Task input

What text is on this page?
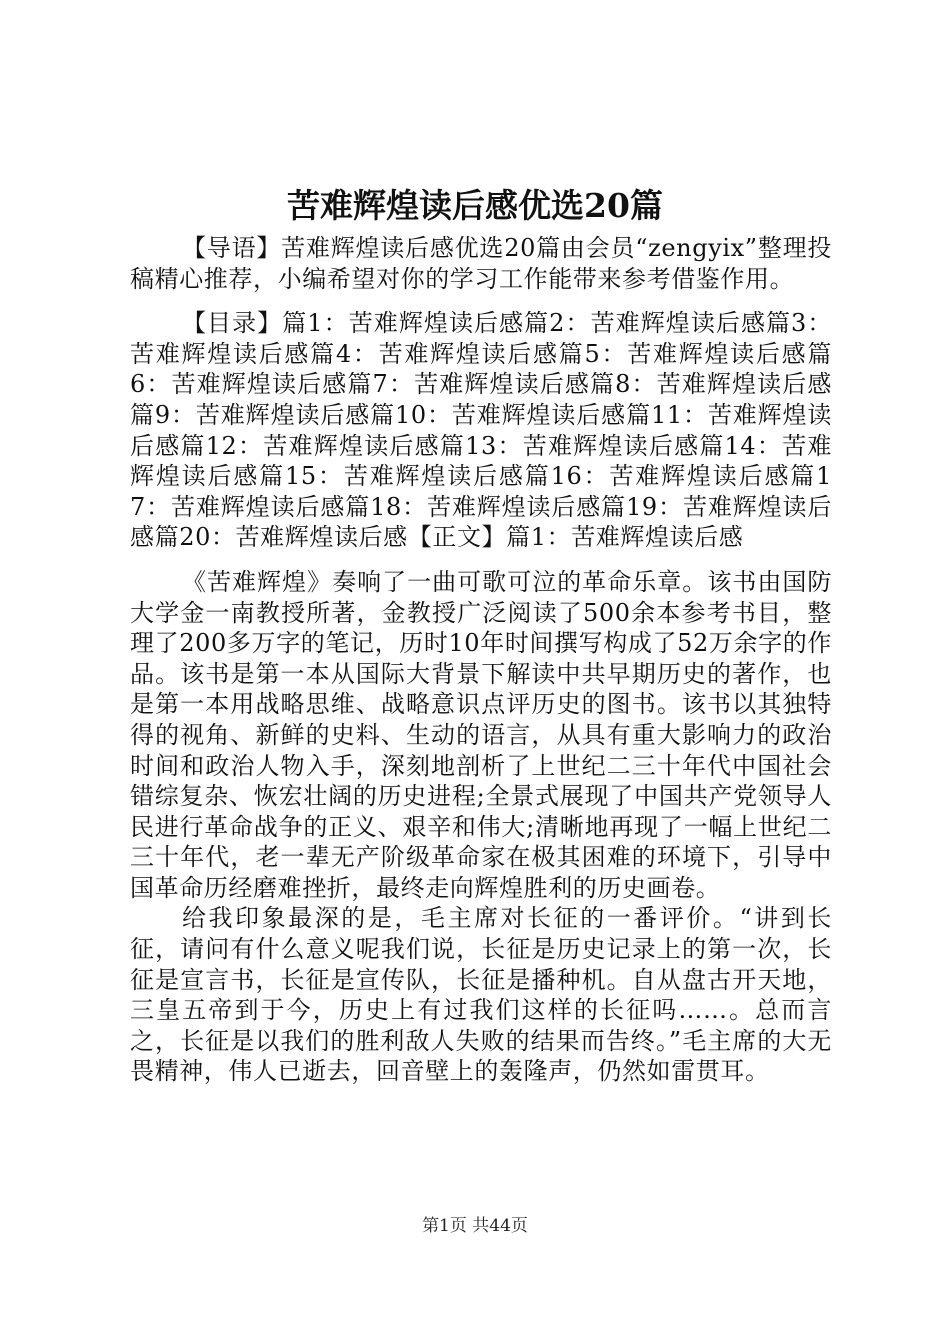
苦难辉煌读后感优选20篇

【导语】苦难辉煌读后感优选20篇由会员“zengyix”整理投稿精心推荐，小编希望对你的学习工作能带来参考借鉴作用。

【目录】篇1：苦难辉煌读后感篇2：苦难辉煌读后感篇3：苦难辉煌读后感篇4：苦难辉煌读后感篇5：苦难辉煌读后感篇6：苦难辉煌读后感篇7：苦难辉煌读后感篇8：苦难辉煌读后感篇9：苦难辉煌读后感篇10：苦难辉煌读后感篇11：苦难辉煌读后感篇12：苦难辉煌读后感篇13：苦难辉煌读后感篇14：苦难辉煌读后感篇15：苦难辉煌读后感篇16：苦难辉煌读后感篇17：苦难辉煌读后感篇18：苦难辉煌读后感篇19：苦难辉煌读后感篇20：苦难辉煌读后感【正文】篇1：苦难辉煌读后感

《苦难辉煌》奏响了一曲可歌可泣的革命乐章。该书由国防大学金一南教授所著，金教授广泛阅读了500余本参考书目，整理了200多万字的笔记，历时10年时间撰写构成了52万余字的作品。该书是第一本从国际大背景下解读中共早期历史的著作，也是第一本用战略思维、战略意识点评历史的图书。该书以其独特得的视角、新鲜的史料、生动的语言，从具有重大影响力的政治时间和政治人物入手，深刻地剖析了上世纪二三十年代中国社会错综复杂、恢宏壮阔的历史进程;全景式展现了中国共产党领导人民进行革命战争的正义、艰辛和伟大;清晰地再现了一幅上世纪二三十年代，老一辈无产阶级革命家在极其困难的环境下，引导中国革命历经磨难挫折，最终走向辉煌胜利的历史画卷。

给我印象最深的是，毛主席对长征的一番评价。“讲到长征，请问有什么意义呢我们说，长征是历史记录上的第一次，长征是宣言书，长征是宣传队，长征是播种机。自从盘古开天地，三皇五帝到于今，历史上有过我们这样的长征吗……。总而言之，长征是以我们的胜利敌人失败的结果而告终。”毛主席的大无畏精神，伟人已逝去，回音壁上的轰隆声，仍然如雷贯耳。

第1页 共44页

Task to complete
Take the listing above and restate it word for word, without its pictures.

The reply
What text is on this page?
苦难辉煌读后感优选20篇

【导语】苦难辉煌读后感优选20篇由会员“zengyix”整理投稿精心推荐，小编希望对你的学习工作能带来参考借鉴作用。

【目录】篇1：苦难辉煌读后感篇2：苦难辉煌读后感篇3：苦难辉煌读后感篇4：苦难辉煌读后感篇5：苦难辉煌读后感篇6：苦难辉煌读后感篇7：苦难辉煌读后感篇8：苦难辉煌读后感篇9：苦难辉煌读后感篇10：苦难辉煌读后感篇11：苦难辉煌读后感篇12：苦难辉煌读后感篇13：苦难辉煌读后感篇14：苦难辉煌读后感篇15：苦难辉煌读后感篇16：苦难辉煌读后感篇17：苦难辉煌读后感篇18：苦难辉煌读后感篇19：苦难辉煌读后感篇20：苦难辉煌读后感【正文】篇1：苦难辉煌读后感

《苦难辉煌》奏响了一曲可歌可泣的革命乐章。该书由国防大学金一南教授所著，金教授广泛阅读了500余本参考书目，整理了200多万字的笔记，历时10年时间撰写构成了52万余字的作品。该书是第一本从国际大背景下解读中共早期历史的著作，也是第一本用战略思维、战略意识点评历史的图书。该书以其独特得的视角、新鲜的史料、生动的语言，从具有重大影响力的政治时间和政治人物入手，深刻地剖析了上世纪二三十年代中国社会错综复杂、恢宏壮阔的历史进程;全景式展现了中国共产党领导人民进行革命战争的正义、艰辛和伟大;清晰地再现了一幅上世纪二三十年代，老一辈无产阶级革命家在极其困难的环境下，引导中国革命历经磨难挫折，最终走向辉煌胜利的历史画卷。

给我印象最深的是，毛主席对长征的一番评价。“讲到长征，请问有什么意义呢我们说，长征是历史记录上的第一次，长征是宣言书，长征是宣传队，长征是播种机。自从盘古开天地，三皇五帝到于今，历史上有过我们这样的长征吗……。总而言之，长征是以我们的胜利敌人失败的结果而告终。”毛主席的大无畏精神，伟人已逝去，回音壁上的轰隆声，仍然如雷贯耳。

第1页 共44页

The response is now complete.